Reading text
* * * * *

Hi,
after receiving some encouragement from Andrew to keep going on the
protocol description language project I am working on for generating
Ethereal decode modules for the SMB protocol and other things, I though I
would put down some thoughts and ask for ideas.
Currently I have a number of problems. Some of these are parser problems
that can be fixed by building a cleaner parser. That is they are simply a
matter of programming.
However, a big problem I currently have is with the language itself.
An example might show the problems. Here is an examply SMB description:
SMB funny-smb { # An SMB is a clause
andx; # Which can contain an andx marker that trigers the parser to
# generate code to handle ANDXs
request { # There can be one or more requests
UCHAR Word Count (WCT) = 2;
USHORT Some Funny Field;
BITFIELD 16 A Funny Field = {
0x01 = { "This value not set" , "This value set" };
};
USHORT Byte Count (BCC);
STRING A String Field;
}
response { # There can be one or more responses ...
# etc ...
}
}
Now, the first big problem that I see it that the language and parser are
tied to generating Ethereal decode modules. I would like something a
little more general and am looking for ideas on this.
I think I need to separate declaration from actions.
Something that comes to mind is that each statement could have a
declaration part and an action part. When combined with:
Include files
Functions?
Type definitions
I could have a language that generates Ethereal decode modules as well as a
one that generates code to to a differential comparison of Samba with say
NT4.0 SP6 of NT 2000?
A master include file could specify the code generated by each action?
So, the syntax might look like:
proto SMB = {
unit funny-smb {
UCHAR Word Count (WCT) [wct] %gen-ushort();
# Which means there is a field of type USHORT and that the action
# gen-ushort should be called with the parse tree element for this
# item to generate code to handle the field.

* * * * *

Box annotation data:

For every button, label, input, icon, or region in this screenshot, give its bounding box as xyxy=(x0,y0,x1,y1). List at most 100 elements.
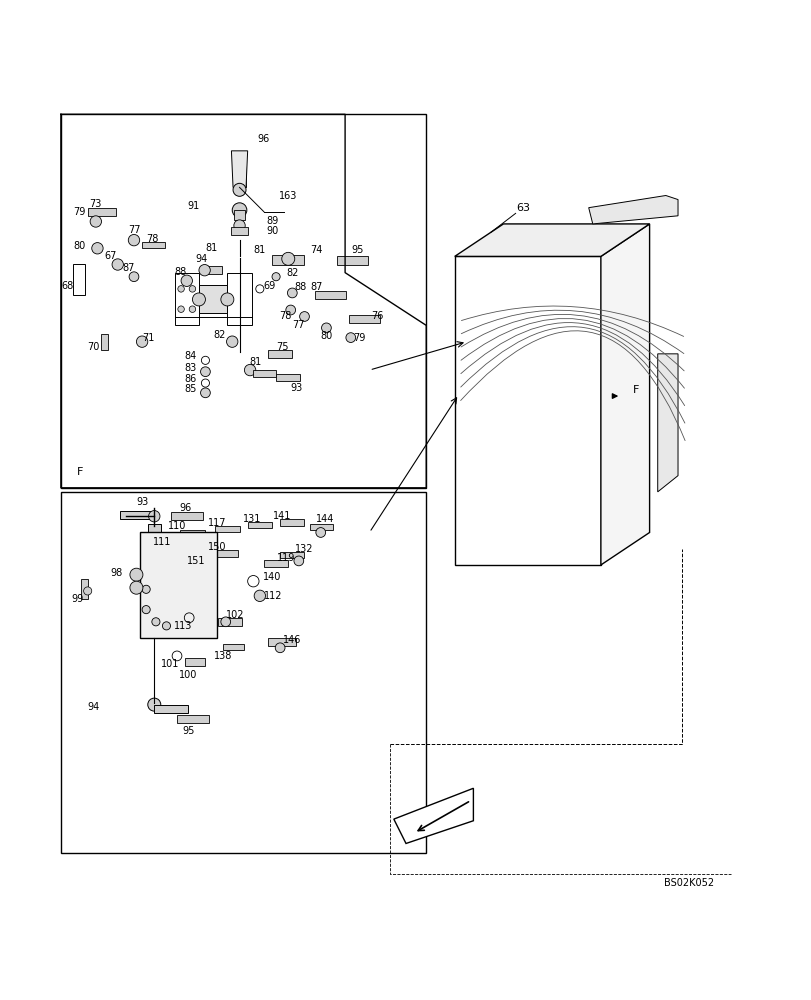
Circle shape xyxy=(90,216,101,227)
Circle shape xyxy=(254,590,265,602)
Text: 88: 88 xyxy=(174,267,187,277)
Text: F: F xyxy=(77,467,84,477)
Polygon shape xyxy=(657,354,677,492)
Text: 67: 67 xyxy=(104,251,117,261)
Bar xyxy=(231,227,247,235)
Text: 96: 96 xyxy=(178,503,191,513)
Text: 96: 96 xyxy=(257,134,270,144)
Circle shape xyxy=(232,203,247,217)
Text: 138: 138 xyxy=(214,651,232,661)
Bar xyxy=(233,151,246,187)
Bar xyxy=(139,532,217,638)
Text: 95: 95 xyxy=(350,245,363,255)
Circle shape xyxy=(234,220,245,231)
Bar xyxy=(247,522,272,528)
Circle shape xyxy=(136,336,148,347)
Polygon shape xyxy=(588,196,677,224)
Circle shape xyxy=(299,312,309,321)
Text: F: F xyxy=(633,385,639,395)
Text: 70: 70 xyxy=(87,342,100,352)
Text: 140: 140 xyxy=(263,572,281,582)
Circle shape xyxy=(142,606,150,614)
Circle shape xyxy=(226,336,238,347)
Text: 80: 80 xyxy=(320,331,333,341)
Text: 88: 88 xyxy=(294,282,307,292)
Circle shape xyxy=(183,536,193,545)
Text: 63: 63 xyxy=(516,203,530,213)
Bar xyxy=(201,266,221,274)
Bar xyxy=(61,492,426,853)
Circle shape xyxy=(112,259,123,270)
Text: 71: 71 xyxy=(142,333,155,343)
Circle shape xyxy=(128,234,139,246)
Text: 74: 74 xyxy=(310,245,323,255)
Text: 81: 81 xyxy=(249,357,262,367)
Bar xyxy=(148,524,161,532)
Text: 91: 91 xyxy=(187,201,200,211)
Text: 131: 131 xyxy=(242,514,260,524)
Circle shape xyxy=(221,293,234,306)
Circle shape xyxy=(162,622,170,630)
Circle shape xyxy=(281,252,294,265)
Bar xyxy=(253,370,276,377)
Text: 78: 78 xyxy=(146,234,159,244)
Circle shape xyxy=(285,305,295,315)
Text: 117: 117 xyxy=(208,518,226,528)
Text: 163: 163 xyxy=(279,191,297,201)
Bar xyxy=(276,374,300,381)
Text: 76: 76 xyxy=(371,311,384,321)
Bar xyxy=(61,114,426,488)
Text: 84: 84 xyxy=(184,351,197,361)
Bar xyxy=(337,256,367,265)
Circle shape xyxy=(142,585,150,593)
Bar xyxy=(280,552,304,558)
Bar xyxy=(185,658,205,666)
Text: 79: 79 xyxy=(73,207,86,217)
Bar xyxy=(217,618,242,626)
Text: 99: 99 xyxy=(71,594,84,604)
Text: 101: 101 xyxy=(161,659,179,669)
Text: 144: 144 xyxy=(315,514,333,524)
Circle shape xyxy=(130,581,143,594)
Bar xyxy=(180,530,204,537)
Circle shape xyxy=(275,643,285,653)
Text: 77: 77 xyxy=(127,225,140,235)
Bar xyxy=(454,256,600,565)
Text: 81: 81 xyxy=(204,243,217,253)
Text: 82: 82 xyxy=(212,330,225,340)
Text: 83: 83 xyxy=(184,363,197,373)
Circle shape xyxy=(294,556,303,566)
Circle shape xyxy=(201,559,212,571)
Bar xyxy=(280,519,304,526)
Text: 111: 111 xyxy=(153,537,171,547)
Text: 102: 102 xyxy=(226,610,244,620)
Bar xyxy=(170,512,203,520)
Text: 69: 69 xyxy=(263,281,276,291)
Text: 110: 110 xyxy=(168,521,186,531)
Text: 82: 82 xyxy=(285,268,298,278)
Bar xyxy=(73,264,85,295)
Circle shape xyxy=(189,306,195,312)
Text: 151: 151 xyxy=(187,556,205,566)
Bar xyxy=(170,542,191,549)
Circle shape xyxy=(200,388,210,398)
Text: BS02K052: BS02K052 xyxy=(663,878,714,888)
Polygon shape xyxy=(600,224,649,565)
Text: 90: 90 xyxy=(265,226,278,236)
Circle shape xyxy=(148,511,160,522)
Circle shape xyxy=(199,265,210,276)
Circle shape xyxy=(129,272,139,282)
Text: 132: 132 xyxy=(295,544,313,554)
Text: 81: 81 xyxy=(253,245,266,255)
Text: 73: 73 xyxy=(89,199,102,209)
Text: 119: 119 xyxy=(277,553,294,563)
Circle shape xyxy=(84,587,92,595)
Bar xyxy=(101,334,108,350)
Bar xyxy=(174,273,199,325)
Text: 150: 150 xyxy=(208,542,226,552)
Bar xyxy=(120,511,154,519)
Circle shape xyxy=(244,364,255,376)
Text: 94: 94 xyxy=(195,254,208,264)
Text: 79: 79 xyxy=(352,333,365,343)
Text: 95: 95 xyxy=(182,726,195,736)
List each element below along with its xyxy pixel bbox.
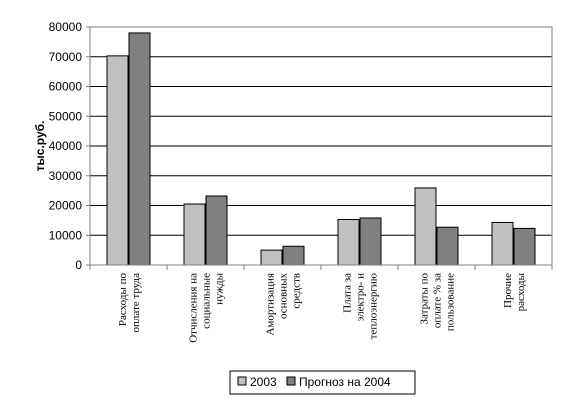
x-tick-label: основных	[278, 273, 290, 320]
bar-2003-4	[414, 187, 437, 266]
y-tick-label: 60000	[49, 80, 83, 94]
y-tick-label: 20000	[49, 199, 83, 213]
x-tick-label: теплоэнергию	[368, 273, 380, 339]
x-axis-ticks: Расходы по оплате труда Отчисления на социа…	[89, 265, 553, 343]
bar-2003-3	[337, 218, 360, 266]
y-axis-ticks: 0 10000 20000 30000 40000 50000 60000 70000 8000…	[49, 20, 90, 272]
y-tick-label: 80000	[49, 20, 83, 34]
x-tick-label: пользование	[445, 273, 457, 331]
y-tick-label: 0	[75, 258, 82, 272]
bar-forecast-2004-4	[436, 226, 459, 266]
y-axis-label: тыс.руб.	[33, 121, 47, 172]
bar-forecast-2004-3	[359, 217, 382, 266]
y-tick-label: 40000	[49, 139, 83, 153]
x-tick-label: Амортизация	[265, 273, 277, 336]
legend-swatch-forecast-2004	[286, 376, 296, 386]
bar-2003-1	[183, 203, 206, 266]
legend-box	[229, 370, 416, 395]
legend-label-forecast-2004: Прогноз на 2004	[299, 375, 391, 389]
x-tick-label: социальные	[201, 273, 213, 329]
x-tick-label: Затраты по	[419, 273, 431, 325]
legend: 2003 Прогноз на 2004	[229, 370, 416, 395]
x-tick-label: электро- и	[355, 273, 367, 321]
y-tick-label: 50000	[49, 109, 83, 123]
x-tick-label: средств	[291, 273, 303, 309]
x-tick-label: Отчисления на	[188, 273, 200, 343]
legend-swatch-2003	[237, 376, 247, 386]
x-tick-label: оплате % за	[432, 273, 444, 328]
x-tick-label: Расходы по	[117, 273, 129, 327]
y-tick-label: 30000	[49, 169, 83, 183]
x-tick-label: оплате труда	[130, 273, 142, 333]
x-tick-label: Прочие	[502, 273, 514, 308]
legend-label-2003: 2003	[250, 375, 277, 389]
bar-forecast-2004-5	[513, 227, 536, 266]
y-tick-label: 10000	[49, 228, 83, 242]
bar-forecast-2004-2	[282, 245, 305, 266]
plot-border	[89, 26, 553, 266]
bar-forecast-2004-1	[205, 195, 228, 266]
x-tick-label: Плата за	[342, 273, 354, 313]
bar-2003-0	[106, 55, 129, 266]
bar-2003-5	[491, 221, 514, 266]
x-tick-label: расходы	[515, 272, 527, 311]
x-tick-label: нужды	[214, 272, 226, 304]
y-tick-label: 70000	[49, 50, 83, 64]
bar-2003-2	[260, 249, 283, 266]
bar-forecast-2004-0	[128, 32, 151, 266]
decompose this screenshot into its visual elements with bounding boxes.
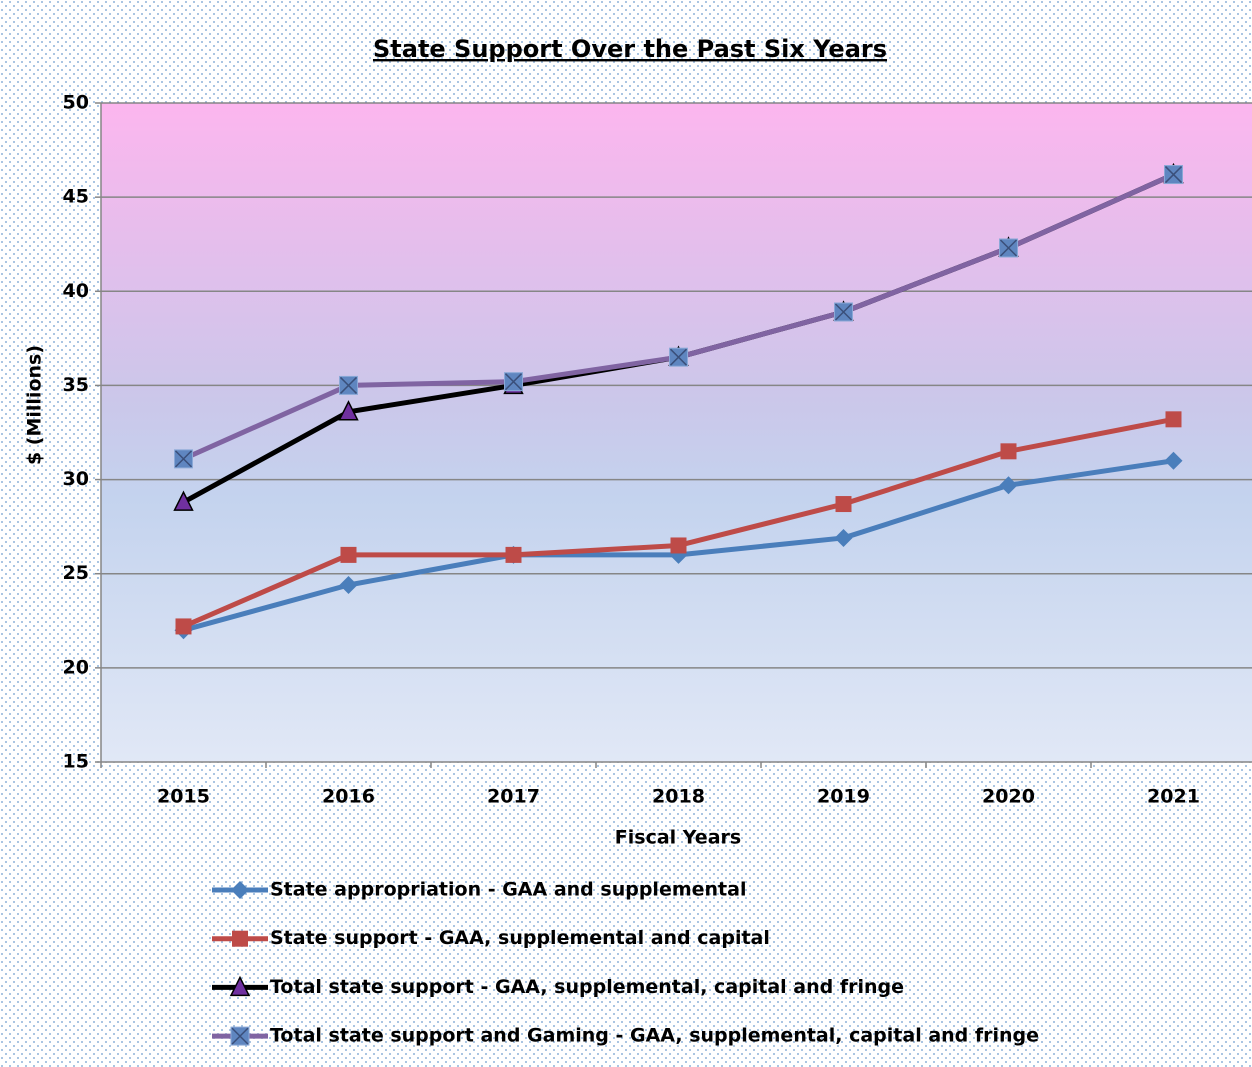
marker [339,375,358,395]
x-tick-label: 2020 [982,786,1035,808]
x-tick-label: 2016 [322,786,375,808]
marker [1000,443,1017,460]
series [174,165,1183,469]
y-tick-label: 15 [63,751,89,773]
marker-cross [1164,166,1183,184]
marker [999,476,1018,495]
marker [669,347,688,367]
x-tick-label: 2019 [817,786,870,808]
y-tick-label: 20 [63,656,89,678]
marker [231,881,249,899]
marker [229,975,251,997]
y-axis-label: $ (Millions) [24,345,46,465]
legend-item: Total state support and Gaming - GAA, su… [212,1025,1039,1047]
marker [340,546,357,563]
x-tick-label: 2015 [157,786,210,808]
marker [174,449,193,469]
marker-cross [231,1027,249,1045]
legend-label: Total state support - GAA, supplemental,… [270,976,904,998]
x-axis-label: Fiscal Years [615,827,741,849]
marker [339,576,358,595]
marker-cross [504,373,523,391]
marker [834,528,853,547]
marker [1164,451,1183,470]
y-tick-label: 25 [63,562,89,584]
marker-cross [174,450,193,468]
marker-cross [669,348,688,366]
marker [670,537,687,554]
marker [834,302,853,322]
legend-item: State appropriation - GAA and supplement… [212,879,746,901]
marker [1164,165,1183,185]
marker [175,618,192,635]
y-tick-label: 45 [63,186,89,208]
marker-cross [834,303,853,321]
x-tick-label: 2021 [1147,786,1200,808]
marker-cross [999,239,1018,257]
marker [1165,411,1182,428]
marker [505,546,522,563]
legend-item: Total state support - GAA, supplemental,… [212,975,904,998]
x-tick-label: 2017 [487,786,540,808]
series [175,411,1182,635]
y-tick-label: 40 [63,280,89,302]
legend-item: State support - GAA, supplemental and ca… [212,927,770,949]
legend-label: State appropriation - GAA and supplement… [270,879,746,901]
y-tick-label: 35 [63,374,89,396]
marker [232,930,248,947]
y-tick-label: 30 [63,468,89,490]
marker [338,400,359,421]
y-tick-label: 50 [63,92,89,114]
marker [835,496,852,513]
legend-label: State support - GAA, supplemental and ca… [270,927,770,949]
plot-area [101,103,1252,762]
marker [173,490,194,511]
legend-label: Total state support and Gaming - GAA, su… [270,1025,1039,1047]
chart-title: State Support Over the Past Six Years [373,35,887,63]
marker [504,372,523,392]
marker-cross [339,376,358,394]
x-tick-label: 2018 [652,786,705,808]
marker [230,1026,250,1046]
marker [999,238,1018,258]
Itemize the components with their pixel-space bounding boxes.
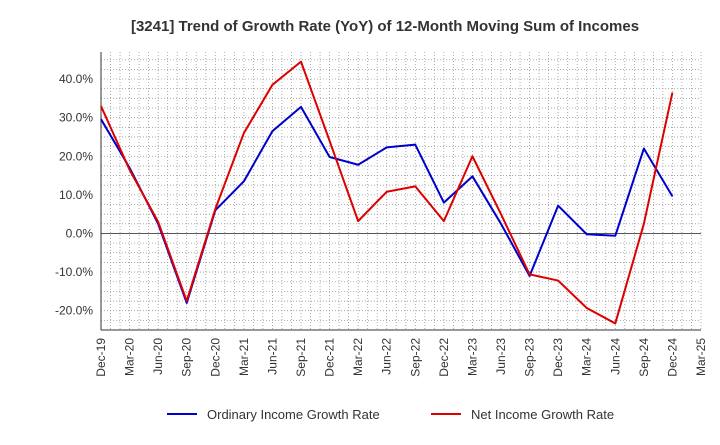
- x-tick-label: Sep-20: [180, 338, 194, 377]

* * * * *

What the exercise asks
Repeat word for word the passage of the post about the protocol description language that opens with the words containing "Something that comes" and closes with "by each action?". The entries have no connection to the post about the protocol description language.

Result
Something that comes to mind is that each statement could have a
declaration part and an action part. When combined with:
Include files
Functions?
Type definitions
I could have a language that generates Ethereal decode modules as well as a
one that generates code to to a differential comparison of Samba with say
NT4.0 SP6 of NT 2000?
A master include file could specify the code generated by each action?